▶ _DIRECTIONS_
Return all entries word for word, but drop any images.

_ _ _ _ _

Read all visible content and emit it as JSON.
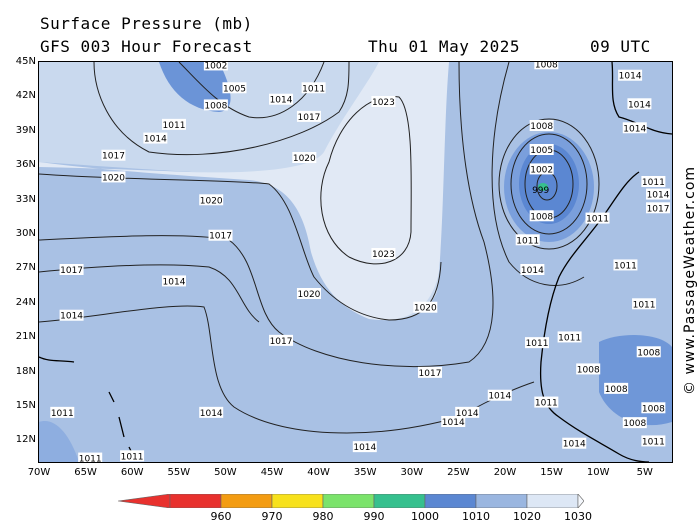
{
  "header": {
    "title": "Surface Pressure (mb)",
    "subtitle": "GFS 003 Hour Forecast",
    "date": "Thu 01 May 2025",
    "time": "09 UTC"
  },
  "credit": "© www.PassageWeather.com",
  "axes": {
    "lat_labels": [
      "45N",
      "42N",
      "39N",
      "36N",
      "33N",
      "30N",
      "27N",
      "24N",
      "21N",
      "18N",
      "15N",
      "12N"
    ],
    "lon_labels": [
      "70W",
      "65W",
      "60W",
      "55W",
      "50W",
      "45W",
      "40W",
      "35W",
      "30W",
      "25W",
      "20W",
      "15W",
      "10W",
      "5W"
    ]
  },
  "map": {
    "region": "North Atlantic / NW Africa",
    "lat_range": [
      10,
      45
    ],
    "lon_range": [
      -70,
      -2
    ],
    "high_label": "1023",
    "low_center": {
      "value": "999",
      "lat": 33.2,
      "lon": -16
    },
    "isobar_labels": [
      {
        "text": "1002",
        "lat": 44.7,
        "lon": -51
      },
      {
        "text": "1005",
        "lat": 42.7,
        "lon": -49
      },
      {
        "text": "1008",
        "lat": 41.2,
        "lon": -51
      },
      {
        "text": "1011",
        "lat": 42.7,
        "lon": -40.5
      },
      {
        "text": "1014",
        "lat": 41.7,
        "lon": -44
      },
      {
        "text": "1017",
        "lat": 40.2,
        "lon": -41
      },
      {
        "text": "1011",
        "lat": 39.5,
        "lon": -55.5
      },
      {
        "text": "1014",
        "lat": 38.3,
        "lon": -57.5
      },
      {
        "text": "1017",
        "lat": 36.8,
        "lon": -62
      },
      {
        "text": "1020",
        "lat": 36.6,
        "lon": -41.5
      },
      {
        "text": "1020",
        "lat": 34.9,
        "lon": -62
      },
      {
        "text": "1023",
        "lat": 41.5,
        "lon": -33
      },
      {
        "text": "1020",
        "lat": 32.9,
        "lon": -51.5
      },
      {
        "text": "1017",
        "lat": 29.8,
        "lon": -50.5
      },
      {
        "text": "1017",
        "lat": 26.8,
        "lon": -66.5
      },
      {
        "text": "1014",
        "lat": 25.8,
        "lon": -55.5
      },
      {
        "text": "1014",
        "lat": 22.8,
        "lon": -66.5
      },
      {
        "text": "1020",
        "lat": 24.7,
        "lon": -41
      },
      {
        "text": "1023",
        "lat": 28.2,
        "lon": -33
      },
      {
        "text": "1020",
        "lat": 23.5,
        "lon": -28.5
      },
      {
        "text": "1017",
        "lat": 20.6,
        "lon": -44
      },
      {
        "text": "1017",
        "lat": 17.8,
        "lon": -28
      },
      {
        "text": "1014",
        "lat": 15.8,
        "lon": -20.5
      },
      {
        "text": "1014",
        "lat": 14.3,
        "lon": -24
      },
      {
        "text": "1014",
        "lat": 13.5,
        "lon": -25.5
      },
      {
        "text": "1014",
        "lat": 14.3,
        "lon": -51.5
      },
      {
        "text": "1014",
        "lat": 11.3,
        "lon": -35
      },
      {
        "text": "1011",
        "lat": 14.3,
        "lon": -67.5
      },
      {
        "text": "1011",
        "lat": 10.3,
        "lon": -64.5
      },
      {
        "text": "1011",
        "lat": 10.5,
        "lon": -60
      },
      {
        "text": "1008",
        "lat": 39.4,
        "lon": -16
      },
      {
        "text": "1005",
        "lat": 37.3,
        "lon": -16
      },
      {
        "text": "1002",
        "lat": 35.6,
        "lon": -16
      },
      {
        "text": "1008",
        "lat": 31.5,
        "lon": -16
      },
      {
        "text": "1011",
        "lat": 29.4,
        "lon": -17.5
      },
      {
        "text": "1014",
        "lat": 26.8,
        "lon": -17
      },
      {
        "text": "1008",
        "lat": 44.8,
        "lon": -15.5
      },
      {
        "text": "1014",
        "lat": 43.8,
        "lon": -6.5
      },
      {
        "text": "1014",
        "lat": 41.3,
        "lon": -5.5
      },
      {
        "text": "1014",
        "lat": 39.2,
        "lon": -6
      },
      {
        "text": "1011",
        "lat": 34.5,
        "lon": -4
      },
      {
        "text": "1014",
        "lat": 33.4,
        "lon": -3.5
      },
      {
        "text": "1017",
        "lat": 32.2,
        "lon": -3.5
      },
      {
        "text": "1011",
        "lat": 31.3,
        "lon": -10
      },
      {
        "text": "1011",
        "lat": 27.2,
        "lon": -7
      },
      {
        "text": "1011",
        "lat": 23.8,
        "lon": -5
      },
      {
        "text": "1011",
        "lat": 20.9,
        "lon": -13
      },
      {
        "text": "1011",
        "lat": 20.4,
        "lon": -16.5
      },
      {
        "text": "1008",
        "lat": 19.6,
        "lon": -4.5
      },
      {
        "text": "1008",
        "lat": 18.1,
        "lon": -11
      },
      {
        "text": "1008",
        "lat": 16.4,
        "lon": -8
      },
      {
        "text": "1008",
        "lat": 14.7,
        "lon": -4
      },
      {
        "text": "1011",
        "lat": 15.2,
        "lon": -15.5
      },
      {
        "text": "1014",
        "lat": 11.6,
        "lon": -12.5
      },
      {
        "text": "1011",
        "lat": 11.8,
        "lon": -4
      },
      {
        "text": "1008",
        "lat": 13.4,
        "lon": -6
      }
    ]
  },
  "colorbar": {
    "labels": [
      "960",
      "970",
      "980",
      "990",
      "1000",
      "1010",
      "1020",
      "1030"
    ],
    "colors": [
      "#e8312e",
      "#f39c12",
      "#f7e11c",
      "#7be36b",
      "#36c08e",
      "#5b87d2",
      "#9ab6e0",
      "#dde7f5"
    ]
  }
}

_ _ _ _ _

▶ _SOLVED PROBLEM_
Read all visible content and emit it as JSON.
{
  "header": {
    "title": "Surface Pressure (mb)",
    "subtitle": "GFS 003 Hour Forecast",
    "date": "Thu 01 May 2025",
    "time": "09 UTC"
  },
  "credit": "© www.PassageWeather.com",
  "axes": {
    "lat_labels": [
      "45N",
      "42N",
      "39N",
      "36N",
      "33N",
      "30N",
      "27N",
      "24N",
      "21N",
      "18N",
      "15N",
      "12N"
    ],
    "lon_labels": [
      "70W",
      "65W",
      "60W",
      "55W",
      "50W",
      "45W",
      "40W",
      "35W",
      "30W",
      "25W",
      "20W",
      "15W",
      "10W",
      "5W"
    ]
  },
  "map": {
    "region": "North Atlantic / NW Africa",
    "lat_range": [
      10,
      45
    ],
    "lon_range": [
      -70,
      -2
    ],
    "high_label": "1023",
    "low_center": {
      "value": "999",
      "lat": 33.2,
      "lon": -16
    },
    "isobar_labels": [
      {
        "text": "1002",
        "lat": 44.7,
        "lon": -51
      },
      {
        "text": "1005",
        "lat": 42.7,
        "lon": -49
      },
      {
        "text": "1008",
        "lat": 41.2,
        "lon": -51
      },
      {
        "text": "1011",
        "lat": 42.7,
        "lon": -40.5
      },
      {
        "text": "1014",
        "lat": 41.7,
        "lon": -44
      },
      {
        "text": "1017",
        "lat": 40.2,
        "lon": -41
      },
      {
        "text": "1011",
        "lat": 39.5,
        "lon": -55.5
      },
      {
        "text": "1014",
        "lat": 38.3,
        "lon": -57.5
      },
      {
        "text": "1017",
        "lat": 36.8,
        "lon": -62
      },
      {
        "text": "1020",
        "lat": 36.6,
        "lon": -41.5
      },
      {
        "text": "1020",
        "lat": 34.9,
        "lon": -62
      },
      {
        "text": "1023",
        "lat": 41.5,
        "lon": -33
      },
      {
        "text": "1020",
        "lat": 32.9,
        "lon": -51.5
      },
      {
        "text": "1017",
        "lat": 29.8,
        "lon": -50.5
      },
      {
        "text": "1017",
        "lat": 26.8,
        "lon": -66.5
      },
      {
        "text": "1014",
        "lat": 25.8,
        "lon": -55.5
      },
      {
        "text": "1014",
        "lat": 22.8,
        "lon": -66.5
      },
      {
        "text": "1020",
        "lat": 24.7,
        "lon": -41
      },
      {
        "text": "1023",
        "lat": 28.2,
        "lon": -33
      },
      {
        "text": "1020",
        "lat": 23.5,
        "lon": -28.5
      },
      {
        "text": "1017",
        "lat": 20.6,
        "lon": -44
      },
      {
        "text": "1017",
        "lat": 17.8,
        "lon": -28
      },
      {
        "text": "1014",
        "lat": 15.8,
        "lon": -20.5
      },
      {
        "text": "1014",
        "lat": 14.3,
        "lon": -24
      },
      {
        "text": "1014",
        "lat": 13.5,
        "lon": -25.5
      },
      {
        "text": "1014",
        "lat": 14.3,
        "lon": -51.5
      },
      {
        "text": "1014",
        "lat": 11.3,
        "lon": -35
      },
      {
        "text": "1011",
        "lat": 14.3,
        "lon": -67.5
      },
      {
        "text": "1011",
        "lat": 10.3,
        "lon": -64.5
      },
      {
        "text": "1011",
        "lat": 10.5,
        "lon": -60
      },
      {
        "text": "1008",
        "lat": 39.4,
        "lon": -16
      },
      {
        "text": "1005",
        "lat": 37.3,
        "lon": -16
      },
      {
        "text": "1002",
        "lat": 35.6,
        "lon": -16
      },
      {
        "text": "1008",
        "lat": 31.5,
        "lon": -16
      },
      {
        "text": "1011",
        "lat": 29.4,
        "lon": -17.5
      },
      {
        "text": "1014",
        "lat": 26.8,
        "lon": -17
      },
      {
        "text": "1008",
        "lat": 44.8,
        "lon": -15.5
      },
      {
        "text": "1014",
        "lat": 43.8,
        "lon": -6.5
      },
      {
        "text": "1014",
        "lat": 41.3,
        "lon": -5.5
      },
      {
        "text": "1014",
        "lat": 39.2,
        "lon": -6
      },
      {
        "text": "1011",
        "lat": 34.5,
        "lon": -4
      },
      {
        "text": "1014",
        "lat": 33.4,
        "lon": -3.5
      },
      {
        "text": "1017",
        "lat": 32.2,
        "lon": -3.5
      },
      {
        "text": "1011",
        "lat": 31.3,
        "lon": -10
      },
      {
        "text": "1011",
        "lat": 27.2,
        "lon": -7
      },
      {
        "text": "1011",
        "lat": 23.8,
        "lon": -5
      },
      {
        "text": "1011",
        "lat": 20.9,
        "lon": -13
      },
      {
        "text": "1011",
        "lat": 20.4,
        "lon": -16.5
      },
      {
        "text": "1008",
        "lat": 19.6,
        "lon": -4.5
      },
      {
        "text": "1008",
        "lat": 18.1,
        "lon": -11
      },
      {
        "text": "1008",
        "lat": 16.4,
        "lon": -8
      },
      {
        "text": "1008",
        "lat": 14.7,
        "lon": -4
      },
      {
        "text": "1011",
        "lat": 15.2,
        "lon": -15.5
      },
      {
        "text": "1014",
        "lat": 11.6,
        "lon": -12.5
      },
      {
        "text": "1011",
        "lat": 11.8,
        "lon": -4
      },
      {
        "text": "1008",
        "lat": 13.4,
        "lon": -6
      }
    ]
  },
  "colorbar": {
    "labels": [
      "960",
      "970",
      "980",
      "990",
      "1000",
      "1010",
      "1020",
      "1030"
    ],
    "colors": [
      "#e8312e",
      "#f39c12",
      "#f7e11c",
      "#7be36b",
      "#36c08e",
      "#5b87d2",
      "#9ab6e0",
      "#dde7f5"
    ]
  }
}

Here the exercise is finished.